____ EXTRACTED MATERIAL

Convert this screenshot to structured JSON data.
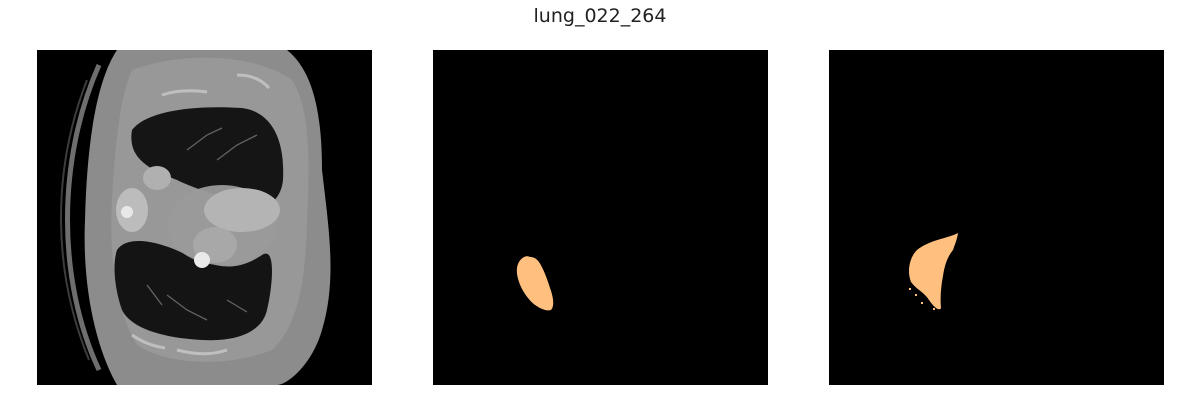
{
  "figure": {
    "title": "lung_022_264"
  },
  "panels": [
    {
      "id": "ct-image"
    },
    {
      "id": "ground-truth-mask"
    },
    {
      "id": "predicted-mask"
    }
  ],
  "colors": {
    "background": "#000000",
    "mask": "#ffc07f",
    "tissue": "#808080"
  }
}
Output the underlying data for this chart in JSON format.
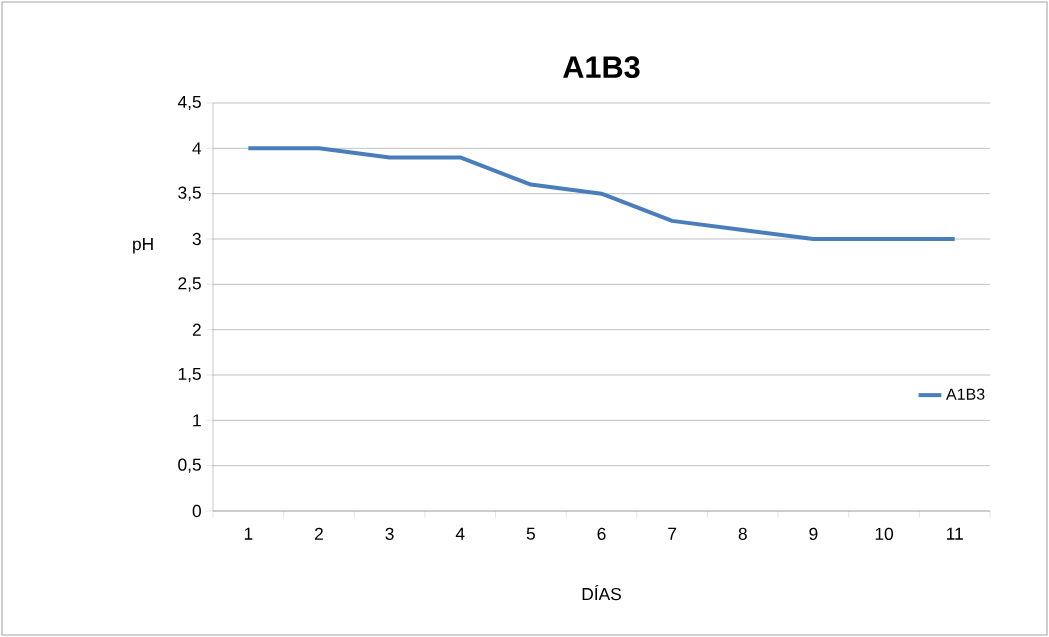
{
  "chart_data": {
    "type": "line",
    "title": "A1B3",
    "xlabel": "DÍAS",
    "ylabel": "pH",
    "categories": [
      "1",
      "2",
      "3",
      "4",
      "5",
      "6",
      "7",
      "8",
      "9",
      "10",
      "11"
    ],
    "series": [
      {
        "name": "A1B3",
        "color": "#4a7ebb",
        "values": [
          4,
          4,
          3.9,
          3.9,
          3.6,
          3.5,
          3.2,
          3.1,
          3.0,
          3.0,
          3.0
        ]
      }
    ],
    "ylim": [
      0,
      4.5
    ],
    "yticks": [
      0,
      {
        "value": 0.5,
        "label": "0,5"
      },
      1,
      {
        "value": 1.5,
        "label": "1,5"
      },
      2,
      {
        "value": 2.5,
        "label": "2,5"
      },
      3,
      {
        "value": 3.5,
        "label": "3,5"
      },
      4,
      {
        "value": 4.5,
        "label": "4,5"
      }
    ],
    "grid": "y",
    "legend": "right",
    "marker": "none",
    "line_style": "solid"
  }
}
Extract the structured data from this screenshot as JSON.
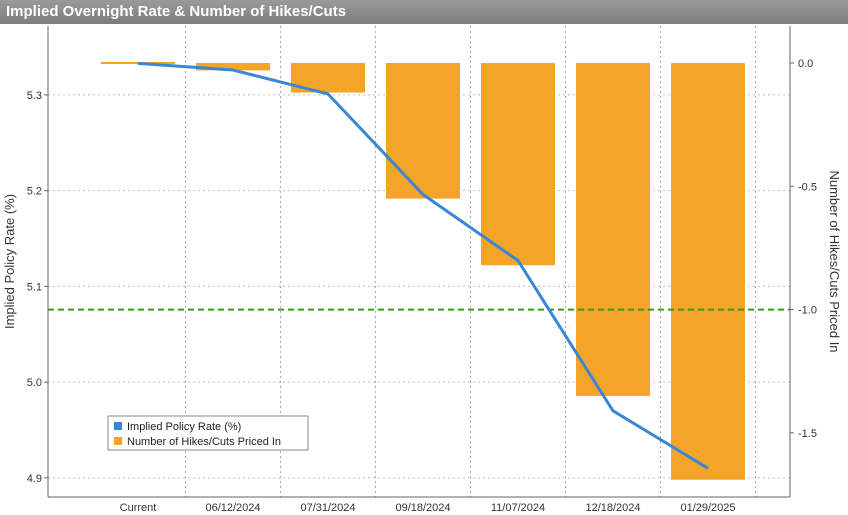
{
  "chart_data": {
    "type": "bar+line",
    "title": "Implied Overnight Rate & Number of Hikes/Cuts",
    "categories": [
      "Current",
      "06/12/2024",
      "07/31/2024",
      "09/18/2024",
      "11/07/2024",
      "12/18/2024",
      "01/29/2025"
    ],
    "series": [
      {
        "name": "Implied Policy Rate (%)",
        "type": "line",
        "axis": "left",
        "color": "#3a86d6",
        "values": [
          5.333,
          5.326,
          5.301,
          5.196,
          5.127,
          4.97,
          4.91
        ]
      },
      {
        "name": "Number of Hikes/Cuts Priced In",
        "type": "bar",
        "axis": "right",
        "color": "#f5a42a",
        "values": [
          0.0,
          -0.03,
          -0.12,
          -0.55,
          -0.82,
          -1.35,
          -1.69
        ]
      }
    ],
    "ylabel_left": "Implied Policy Rate (%)",
    "ylabel_right": "Number of Hikes/Cuts Priced In",
    "yticks_left": [
      "5.3",
      "5.2",
      "5.1",
      "5.0",
      "4.9"
    ],
    "yticks_right": [
      "0.0",
      "-0.5",
      "-1.0",
      "-1.5"
    ],
    "yticks_left_values": [
      5.3,
      5.2,
      5.1,
      5.0,
      4.9
    ],
    "yticks_right_values": [
      0.0,
      -0.5,
      -1.0,
      -1.5
    ],
    "ylim_left": [
      4.88,
      5.372
    ],
    "ylim_right": [
      -1.76,
      0.15
    ],
    "reference_line": {
      "axis": "right",
      "value": -1.0,
      "color": "#3a9a1a",
      "style": "dashed"
    },
    "grid": true,
    "legend_position": "bottom-left"
  }
}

________

◆ SHORT EXERCISE
Set down the lines of the records above exactly, apart from the pictures.

◆ ANSWER TO THIS EXERCISE
Convert this screenshot to structured JSON data.
{
  "figure": {
    "title": "lung_022_264"
  },
  "panels": [
    {
      "id": "ct-image"
    },
    {
      "id": "ground-truth-mask"
    },
    {
      "id": "predicted-mask"
    }
  ],
  "colors": {
    "background": "#000000",
    "mask": "#ffc07f",
    "tissue": "#808080"
  }
}
Output the underlying data for this chart in JSON format.
{
  "chart_data": {
    "type": "line",
    "title": "A1B3",
    "xlabel": "DÍAS",
    "ylabel": "pH",
    "categories": [
      "1",
      "2",
      "3",
      "4",
      "5",
      "6",
      "7",
      "8",
      "9",
      "10",
      "11"
    ],
    "series": [
      {
        "name": "A1B3",
        "color": "#4a7ebb",
        "values": [
          4,
          4,
          3.9,
          3.9,
          3.6,
          3.5,
          3.2,
          3.1,
          3.0,
          3.0,
          3.0
        ]
      }
    ],
    "ylim": [
      0,
      4.5
    ],
    "yticks": [
      0,
      {
        "value": 0.5,
        "label": "0,5"
      },
      1,
      {
        "value": 1.5,
        "label": "1,5"
      },
      2,
      {
        "value": 2.5,
        "label": "2,5"
      },
      3,
      {
        "value": 3.5,
        "label": "3,5"
      },
      4,
      {
        "value": 4.5,
        "label": "4,5"
      }
    ],
    "grid": "y",
    "legend": "right",
    "marker": "none",
    "line_style": "solid"
  }
}
Extract the structured data from this screenshot as JSON.
{
  "chart_data": {
    "type": "bar+line",
    "title": "Implied Overnight Rate & Number of Hikes/Cuts",
    "categories": [
      "Current",
      "06/12/2024",
      "07/31/2024",
      "09/18/2024",
      "11/07/2024",
      "12/18/2024",
      "01/29/2025"
    ],
    "series": [
      {
        "name": "Implied Policy Rate (%)",
        "type": "line",
        "axis": "left",
        "color": "#3a86d6",
        "values": [
          5.333,
          5.326,
          5.301,
          5.196,
          5.127,
          4.97,
          4.91
        ]
      },
      {
        "name": "Number of Hikes/Cuts Priced In",
        "type": "bar",
        "axis": "right",
        "color": "#f5a42a",
        "values": [
          0.0,
          -0.03,
          -0.12,
          -0.55,
          -0.82,
          -1.35,
          -1.69
        ]
      }
    ],
    "ylabel_left": "Implied Policy Rate (%)",
    "ylabel_right": "Number of Hikes/Cuts Priced In",
    "yticks_left": [
      "5.3",
      "5.2",
      "5.1",
      "5.0",
      "4.9"
    ],
    "yticks_right": [
      "0.0",
      "-0.5",
      "-1.0",
      "-1.5"
    ],
    "yticks_left_values": [
      5.3,
      5.2,
      5.1,
      5.0,
      4.9
    ],
    "yticks_right_values": [
      0.0,
      -0.5,
      -1.0,
      -1.5
    ],
    "ylim_left": [
      4.88,
      5.372
    ],
    "ylim_right": [
      -1.76,
      0.15
    ],
    "reference_line": {
      "axis": "right",
      "value": -1.0,
      "color": "#3a9a1a",
      "style": "dashed"
    },
    "grid": true,
    "legend_position": "bottom-left"
  }
}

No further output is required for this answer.